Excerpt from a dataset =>
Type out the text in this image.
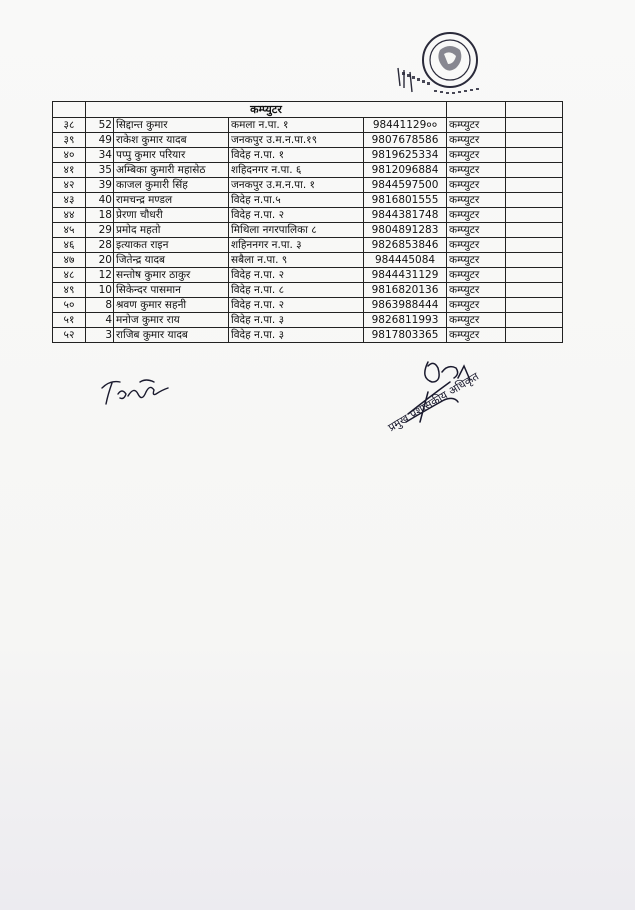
	कम्प्युटर					
३८	52	सिद्दान्त कुमार	कमला न.पा. १	98441129००	कम्प्युटर	
३९	49	राकेश कुमार यादब	जनकपुर उ.म.न.पा.१९	9807678586	कम्प्युटर	
४०	34	पप्पु कुमार परियार	विदेह न.पा. १	9819625334	कम्प्युटर	
४१	35	अम्बिका कुमारी महासेठ	शहिदनगर न.पा. ६	9812096884	कम्प्युटर	
४२	39	काजल कुमारी सिंह	जनकपुर उ.म.न.पा. १	9844597500	कम्प्युटर	
४३	40	रामचन्द्र मण्डल	विदेह न.पा.५	9816801555	कम्प्युटर	
४४	18	प्रेरणा चौधरी	विदेह न.पा. २	9844381748	कम्प्युटर	
४५	29	प्रमोद महतो	मिथिला नगरपालिका ८	9804891283	कम्प्युटर	
४६	28	इत्याकत राइन	शहिननगर न.पा. ३	9826853846	कम्प्युटर	
४७	20	जितेन्द्र यादब	सबैला न.पा. ९	984445084	कम्प्युटर	
४८	12	सन्तोष कुमार ठाकुर	विदेह न.पा. २	9844431129	कम्प्युटर	
४९	10	सिकेन्दर पासमान	विदेह न.पा. ८	9816820136	कम्प्युटर	
५०	8	श्रवण कुमार सहनी	विदेह न.पा. २	9863988444	कम्प्युटर	
५१	4	मनोज कुमार राय	विदेह न.पा. ३	9826811993	कम्प्युटर	
५२	3	राजिब कुमार यादब	विदेह न.पा. ३	9817803365	कम्प्युटर	
प्रमुख प्रशासकीय अधिकृत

GOAL => Without the pictures, retype the whole of the material above exactly.

EXERCISE RESULT =>
Type out the text in this image.
	कम्प्युटर					
३८	52	सिद्दान्त कुमार	कमला न.पा. १	98441129००	कम्प्युटर	
३९	49	राकेश कुमार यादब	जनकपुर उ.म.न.पा.१९	9807678586	कम्प्युटर	
४०	34	पप्पु कुमार परियार	विदेह न.पा. १	9819625334	कम्प्युटर	
४१	35	अम्बिका कुमारी महासेठ	शहिदनगर न.पा. ६	9812096884	कम्प्युटर	
४२	39	काजल कुमारी सिंह	जनकपुर उ.म.न.पा. १	9844597500	कम्प्युटर	
४३	40	रामचन्द्र मण्डल	विदेह न.पा.५	9816801555	कम्प्युटर	
४४	18	प्रेरणा चौधरी	विदेह न.पा. २	9844381748	कम्प्युटर	
४५	29	प्रमोद महतो	मिथिला नगरपालिका ८	9804891283	कम्प्युटर	
४६	28	इत्याकत राइन	शहिननगर न.पा. ३	9826853846	कम्प्युटर	
४७	20	जितेन्द्र यादब	सबैला न.पा. ९	984445084	कम्प्युटर	
४८	12	सन्तोष कुमार ठाकुर	विदेह न.पा. २	9844431129	कम्प्युटर	
४९	10	सिकेन्दर पासमान	विदेह न.पा. ८	9816820136	कम्प्युटर	
५०	8	श्रवण कुमार सहनी	विदेह न.पा. २	9863988444	कम्प्युटर	
५१	4	मनोज कुमार राय	विदेह न.पा. ३	9826811993	कम्प्युटर	
५२	3	राजिब कुमार यादब	विदेह न.पा. ३	9817803365	कम्प्युटर	
प्रमुख प्रशासकीय अधिकृत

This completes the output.